### Data supplied
*** Begin section ***
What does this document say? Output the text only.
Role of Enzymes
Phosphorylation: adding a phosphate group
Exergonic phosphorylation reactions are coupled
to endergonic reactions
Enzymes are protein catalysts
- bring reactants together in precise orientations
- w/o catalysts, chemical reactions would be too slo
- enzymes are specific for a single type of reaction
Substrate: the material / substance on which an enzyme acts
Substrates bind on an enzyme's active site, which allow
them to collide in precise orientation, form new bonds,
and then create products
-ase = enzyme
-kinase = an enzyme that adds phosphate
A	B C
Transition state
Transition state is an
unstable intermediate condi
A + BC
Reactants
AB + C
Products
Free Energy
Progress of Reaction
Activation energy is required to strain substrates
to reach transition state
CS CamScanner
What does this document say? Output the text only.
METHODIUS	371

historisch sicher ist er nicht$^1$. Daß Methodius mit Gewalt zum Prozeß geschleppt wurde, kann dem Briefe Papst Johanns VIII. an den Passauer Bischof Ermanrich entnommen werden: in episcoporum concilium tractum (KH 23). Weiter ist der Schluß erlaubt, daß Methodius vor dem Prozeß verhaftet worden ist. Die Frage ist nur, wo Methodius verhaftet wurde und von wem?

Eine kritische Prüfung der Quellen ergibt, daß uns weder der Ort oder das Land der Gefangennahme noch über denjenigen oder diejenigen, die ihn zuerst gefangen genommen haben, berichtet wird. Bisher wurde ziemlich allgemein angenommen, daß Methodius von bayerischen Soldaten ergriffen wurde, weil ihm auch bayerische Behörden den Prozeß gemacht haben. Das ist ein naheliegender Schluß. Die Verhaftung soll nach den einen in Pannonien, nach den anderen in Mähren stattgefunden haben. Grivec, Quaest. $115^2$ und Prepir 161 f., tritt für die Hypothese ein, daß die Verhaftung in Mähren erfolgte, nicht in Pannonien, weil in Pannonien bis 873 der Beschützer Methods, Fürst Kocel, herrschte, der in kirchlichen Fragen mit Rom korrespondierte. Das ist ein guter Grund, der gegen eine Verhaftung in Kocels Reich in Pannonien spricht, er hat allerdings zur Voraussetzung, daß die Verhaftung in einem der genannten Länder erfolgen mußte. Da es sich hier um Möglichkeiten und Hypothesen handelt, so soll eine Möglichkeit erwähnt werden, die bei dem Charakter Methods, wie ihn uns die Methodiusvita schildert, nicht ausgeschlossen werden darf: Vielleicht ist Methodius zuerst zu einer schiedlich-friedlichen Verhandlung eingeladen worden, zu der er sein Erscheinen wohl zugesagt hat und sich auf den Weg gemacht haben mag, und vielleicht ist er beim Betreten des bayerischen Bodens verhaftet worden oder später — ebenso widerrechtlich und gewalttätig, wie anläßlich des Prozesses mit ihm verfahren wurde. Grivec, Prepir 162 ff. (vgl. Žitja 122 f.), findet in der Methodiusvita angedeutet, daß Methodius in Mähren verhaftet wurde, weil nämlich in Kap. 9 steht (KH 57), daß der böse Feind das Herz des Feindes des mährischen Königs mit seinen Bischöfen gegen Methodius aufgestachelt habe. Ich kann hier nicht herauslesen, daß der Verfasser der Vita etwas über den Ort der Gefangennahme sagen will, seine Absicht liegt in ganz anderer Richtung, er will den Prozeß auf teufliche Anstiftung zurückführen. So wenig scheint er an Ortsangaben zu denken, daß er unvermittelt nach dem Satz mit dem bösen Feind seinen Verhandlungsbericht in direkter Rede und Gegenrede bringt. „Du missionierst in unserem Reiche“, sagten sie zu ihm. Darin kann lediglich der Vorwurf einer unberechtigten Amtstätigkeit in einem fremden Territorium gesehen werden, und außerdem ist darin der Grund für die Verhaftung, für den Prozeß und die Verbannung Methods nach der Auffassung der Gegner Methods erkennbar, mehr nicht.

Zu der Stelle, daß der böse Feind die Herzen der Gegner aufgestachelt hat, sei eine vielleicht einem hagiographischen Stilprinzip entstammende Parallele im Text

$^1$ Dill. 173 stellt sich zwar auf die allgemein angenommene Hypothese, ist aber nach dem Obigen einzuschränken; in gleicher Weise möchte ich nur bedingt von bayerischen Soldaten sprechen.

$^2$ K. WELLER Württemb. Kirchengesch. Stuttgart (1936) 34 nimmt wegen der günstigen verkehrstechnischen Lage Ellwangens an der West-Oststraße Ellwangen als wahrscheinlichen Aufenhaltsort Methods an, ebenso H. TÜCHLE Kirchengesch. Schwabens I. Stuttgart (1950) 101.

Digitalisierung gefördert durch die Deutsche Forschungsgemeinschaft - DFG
*** End section ***
### Work request
Note every line above where the string "reactions" shows up, and copy those lines.

### Answer
Exergonic phosphorylation reactions are coupled
to endergonic reactions
- w/o catalysts, chemical reactions would be too slo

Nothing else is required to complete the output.